▸ **Work required**
All the data should be repeated exactly. Any image in it is left out.

▸ **Dataset records**

^^^^

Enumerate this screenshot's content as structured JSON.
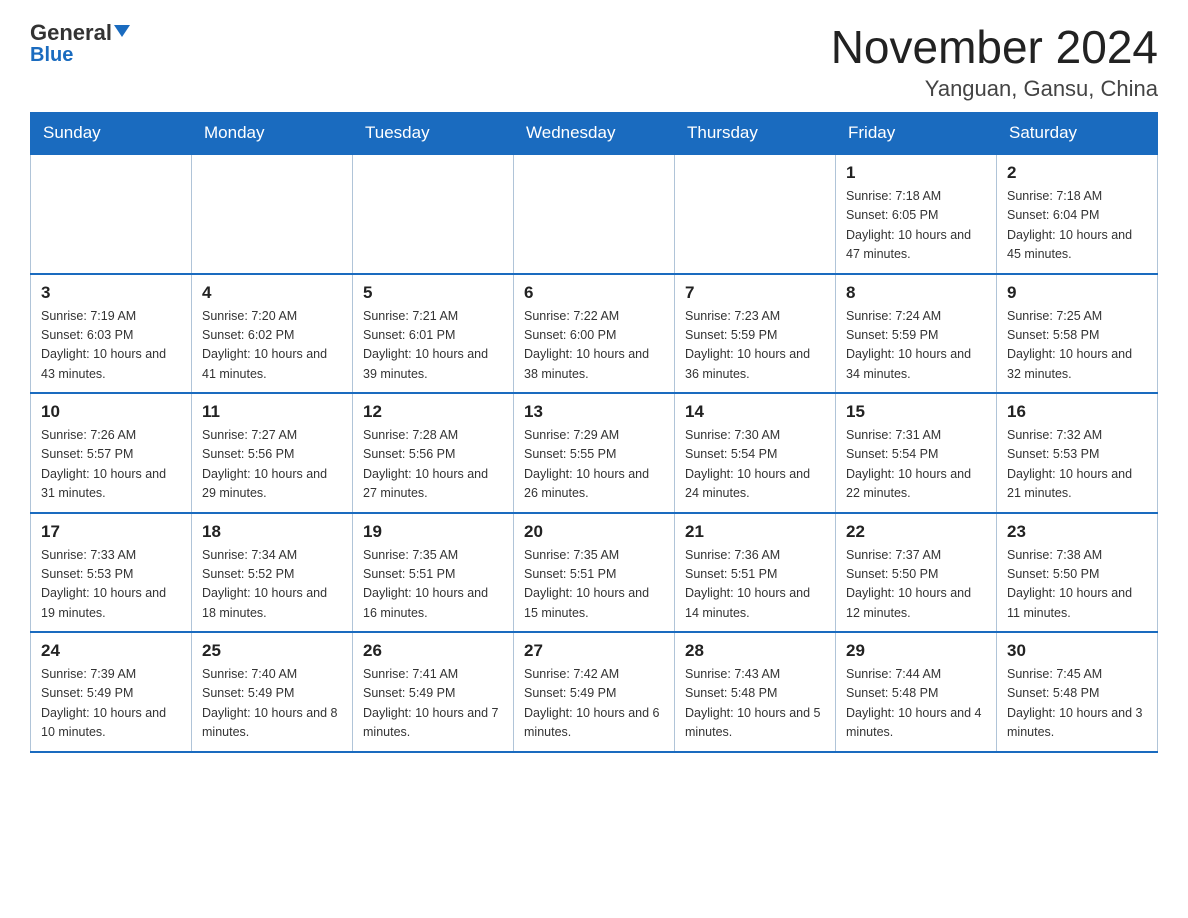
{
  "header": {
    "logo_general": "General",
    "logo_blue": "Blue",
    "month_title": "November 2024",
    "location": "Yanguan, Gansu, China"
  },
  "days_of_week": [
    "Sunday",
    "Monday",
    "Tuesday",
    "Wednesday",
    "Thursday",
    "Friday",
    "Saturday"
  ],
  "weeks": [
    [
      {
        "day": "",
        "info": ""
      },
      {
        "day": "",
        "info": ""
      },
      {
        "day": "",
        "info": ""
      },
      {
        "day": "",
        "info": ""
      },
      {
        "day": "",
        "info": ""
      },
      {
        "day": "1",
        "info": "Sunrise: 7:18 AM\nSunset: 6:05 PM\nDaylight: 10 hours and 47 minutes."
      },
      {
        "day": "2",
        "info": "Sunrise: 7:18 AM\nSunset: 6:04 PM\nDaylight: 10 hours and 45 minutes."
      }
    ],
    [
      {
        "day": "3",
        "info": "Sunrise: 7:19 AM\nSunset: 6:03 PM\nDaylight: 10 hours and 43 minutes."
      },
      {
        "day": "4",
        "info": "Sunrise: 7:20 AM\nSunset: 6:02 PM\nDaylight: 10 hours and 41 minutes."
      },
      {
        "day": "5",
        "info": "Sunrise: 7:21 AM\nSunset: 6:01 PM\nDaylight: 10 hours and 39 minutes."
      },
      {
        "day": "6",
        "info": "Sunrise: 7:22 AM\nSunset: 6:00 PM\nDaylight: 10 hours and 38 minutes."
      },
      {
        "day": "7",
        "info": "Sunrise: 7:23 AM\nSunset: 5:59 PM\nDaylight: 10 hours and 36 minutes."
      },
      {
        "day": "8",
        "info": "Sunrise: 7:24 AM\nSunset: 5:59 PM\nDaylight: 10 hours and 34 minutes."
      },
      {
        "day": "9",
        "info": "Sunrise: 7:25 AM\nSunset: 5:58 PM\nDaylight: 10 hours and 32 minutes."
      }
    ],
    [
      {
        "day": "10",
        "info": "Sunrise: 7:26 AM\nSunset: 5:57 PM\nDaylight: 10 hours and 31 minutes."
      },
      {
        "day": "11",
        "info": "Sunrise: 7:27 AM\nSunset: 5:56 PM\nDaylight: 10 hours and 29 minutes."
      },
      {
        "day": "12",
        "info": "Sunrise: 7:28 AM\nSunset: 5:56 PM\nDaylight: 10 hours and 27 minutes."
      },
      {
        "day": "13",
        "info": "Sunrise: 7:29 AM\nSunset: 5:55 PM\nDaylight: 10 hours and 26 minutes."
      },
      {
        "day": "14",
        "info": "Sunrise: 7:30 AM\nSunset: 5:54 PM\nDaylight: 10 hours and 24 minutes."
      },
      {
        "day": "15",
        "info": "Sunrise: 7:31 AM\nSunset: 5:54 PM\nDaylight: 10 hours and 22 minutes."
      },
      {
        "day": "16",
        "info": "Sunrise: 7:32 AM\nSunset: 5:53 PM\nDaylight: 10 hours and 21 minutes."
      }
    ],
    [
      {
        "day": "17",
        "info": "Sunrise: 7:33 AM\nSunset: 5:53 PM\nDaylight: 10 hours and 19 minutes."
      },
      {
        "day": "18",
        "info": "Sunrise: 7:34 AM\nSunset: 5:52 PM\nDaylight: 10 hours and 18 minutes."
      },
      {
        "day": "19",
        "info": "Sunrise: 7:35 AM\nSunset: 5:51 PM\nDaylight: 10 hours and 16 minutes."
      },
      {
        "day": "20",
        "info": "Sunrise: 7:35 AM\nSunset: 5:51 PM\nDaylight: 10 hours and 15 minutes."
      },
      {
        "day": "21",
        "info": "Sunrise: 7:36 AM\nSunset: 5:51 PM\nDaylight: 10 hours and 14 minutes."
      },
      {
        "day": "22",
        "info": "Sunrise: 7:37 AM\nSunset: 5:50 PM\nDaylight: 10 hours and 12 minutes."
      },
      {
        "day": "23",
        "info": "Sunrise: 7:38 AM\nSunset: 5:50 PM\nDaylight: 10 hours and 11 minutes."
      }
    ],
    [
      {
        "day": "24",
        "info": "Sunrise: 7:39 AM\nSunset: 5:49 PM\nDaylight: 10 hours and 10 minutes."
      },
      {
        "day": "25",
        "info": "Sunrise: 7:40 AM\nSunset: 5:49 PM\nDaylight: 10 hours and 8 minutes."
      },
      {
        "day": "26",
        "info": "Sunrise: 7:41 AM\nSunset: 5:49 PM\nDaylight: 10 hours and 7 minutes."
      },
      {
        "day": "27",
        "info": "Sunrise: 7:42 AM\nSunset: 5:49 PM\nDaylight: 10 hours and 6 minutes."
      },
      {
        "day": "28",
        "info": "Sunrise: 7:43 AM\nSunset: 5:48 PM\nDaylight: 10 hours and 5 minutes."
      },
      {
        "day": "29",
        "info": "Sunrise: 7:44 AM\nSunset: 5:48 PM\nDaylight: 10 hours and 4 minutes."
      },
      {
        "day": "30",
        "info": "Sunrise: 7:45 AM\nSunset: 5:48 PM\nDaylight: 10 hours and 3 minutes."
      }
    ]
  ]
}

^^^^

▸ **Response to this exercise**
Enumerate this screenshot's content as structured JSON.
{
  "header": {
    "logo_general": "General",
    "logo_blue": "Blue",
    "month_title": "November 2024",
    "location": "Yanguan, Gansu, China"
  },
  "days_of_week": [
    "Sunday",
    "Monday",
    "Tuesday",
    "Wednesday",
    "Thursday",
    "Friday",
    "Saturday"
  ],
  "weeks": [
    [
      {
        "day": "",
        "info": ""
      },
      {
        "day": "",
        "info": ""
      },
      {
        "day": "",
        "info": ""
      },
      {
        "day": "",
        "info": ""
      },
      {
        "day": "",
        "info": ""
      },
      {
        "day": "1",
        "info": "Sunrise: 7:18 AM\nSunset: 6:05 PM\nDaylight: 10 hours and 47 minutes."
      },
      {
        "day": "2",
        "info": "Sunrise: 7:18 AM\nSunset: 6:04 PM\nDaylight: 10 hours and 45 minutes."
      }
    ],
    [
      {
        "day": "3",
        "info": "Sunrise: 7:19 AM\nSunset: 6:03 PM\nDaylight: 10 hours and 43 minutes."
      },
      {
        "day": "4",
        "info": "Sunrise: 7:20 AM\nSunset: 6:02 PM\nDaylight: 10 hours and 41 minutes."
      },
      {
        "day": "5",
        "info": "Sunrise: 7:21 AM\nSunset: 6:01 PM\nDaylight: 10 hours and 39 minutes."
      },
      {
        "day": "6",
        "info": "Sunrise: 7:22 AM\nSunset: 6:00 PM\nDaylight: 10 hours and 38 minutes."
      },
      {
        "day": "7",
        "info": "Sunrise: 7:23 AM\nSunset: 5:59 PM\nDaylight: 10 hours and 36 minutes."
      },
      {
        "day": "8",
        "info": "Sunrise: 7:24 AM\nSunset: 5:59 PM\nDaylight: 10 hours and 34 minutes."
      },
      {
        "day": "9",
        "info": "Sunrise: 7:25 AM\nSunset: 5:58 PM\nDaylight: 10 hours and 32 minutes."
      }
    ],
    [
      {
        "day": "10",
        "info": "Sunrise: 7:26 AM\nSunset: 5:57 PM\nDaylight: 10 hours and 31 minutes."
      },
      {
        "day": "11",
        "info": "Sunrise: 7:27 AM\nSunset: 5:56 PM\nDaylight: 10 hours and 29 minutes."
      },
      {
        "day": "12",
        "info": "Sunrise: 7:28 AM\nSunset: 5:56 PM\nDaylight: 10 hours and 27 minutes."
      },
      {
        "day": "13",
        "info": "Sunrise: 7:29 AM\nSunset: 5:55 PM\nDaylight: 10 hours and 26 minutes."
      },
      {
        "day": "14",
        "info": "Sunrise: 7:30 AM\nSunset: 5:54 PM\nDaylight: 10 hours and 24 minutes."
      },
      {
        "day": "15",
        "info": "Sunrise: 7:31 AM\nSunset: 5:54 PM\nDaylight: 10 hours and 22 minutes."
      },
      {
        "day": "16",
        "info": "Sunrise: 7:32 AM\nSunset: 5:53 PM\nDaylight: 10 hours and 21 minutes."
      }
    ],
    [
      {
        "day": "17",
        "info": "Sunrise: 7:33 AM\nSunset: 5:53 PM\nDaylight: 10 hours and 19 minutes."
      },
      {
        "day": "18",
        "info": "Sunrise: 7:34 AM\nSunset: 5:52 PM\nDaylight: 10 hours and 18 minutes."
      },
      {
        "day": "19",
        "info": "Sunrise: 7:35 AM\nSunset: 5:51 PM\nDaylight: 10 hours and 16 minutes."
      },
      {
        "day": "20",
        "info": "Sunrise: 7:35 AM\nSunset: 5:51 PM\nDaylight: 10 hours and 15 minutes."
      },
      {
        "day": "21",
        "info": "Sunrise: 7:36 AM\nSunset: 5:51 PM\nDaylight: 10 hours and 14 minutes."
      },
      {
        "day": "22",
        "info": "Sunrise: 7:37 AM\nSunset: 5:50 PM\nDaylight: 10 hours and 12 minutes."
      },
      {
        "day": "23",
        "info": "Sunrise: 7:38 AM\nSunset: 5:50 PM\nDaylight: 10 hours and 11 minutes."
      }
    ],
    [
      {
        "day": "24",
        "info": "Sunrise: 7:39 AM\nSunset: 5:49 PM\nDaylight: 10 hours and 10 minutes."
      },
      {
        "day": "25",
        "info": "Sunrise: 7:40 AM\nSunset: 5:49 PM\nDaylight: 10 hours and 8 minutes."
      },
      {
        "day": "26",
        "info": "Sunrise: 7:41 AM\nSunset: 5:49 PM\nDaylight: 10 hours and 7 minutes."
      },
      {
        "day": "27",
        "info": "Sunrise: 7:42 AM\nSunset: 5:49 PM\nDaylight: 10 hours and 6 minutes."
      },
      {
        "day": "28",
        "info": "Sunrise: 7:43 AM\nSunset: 5:48 PM\nDaylight: 10 hours and 5 minutes."
      },
      {
        "day": "29",
        "info": "Sunrise: 7:44 AM\nSunset: 5:48 PM\nDaylight: 10 hours and 4 minutes."
      },
      {
        "day": "30",
        "info": "Sunrise: 7:45 AM\nSunset: 5:48 PM\nDaylight: 10 hours and 3 minutes."
      }
    ]
  ]
}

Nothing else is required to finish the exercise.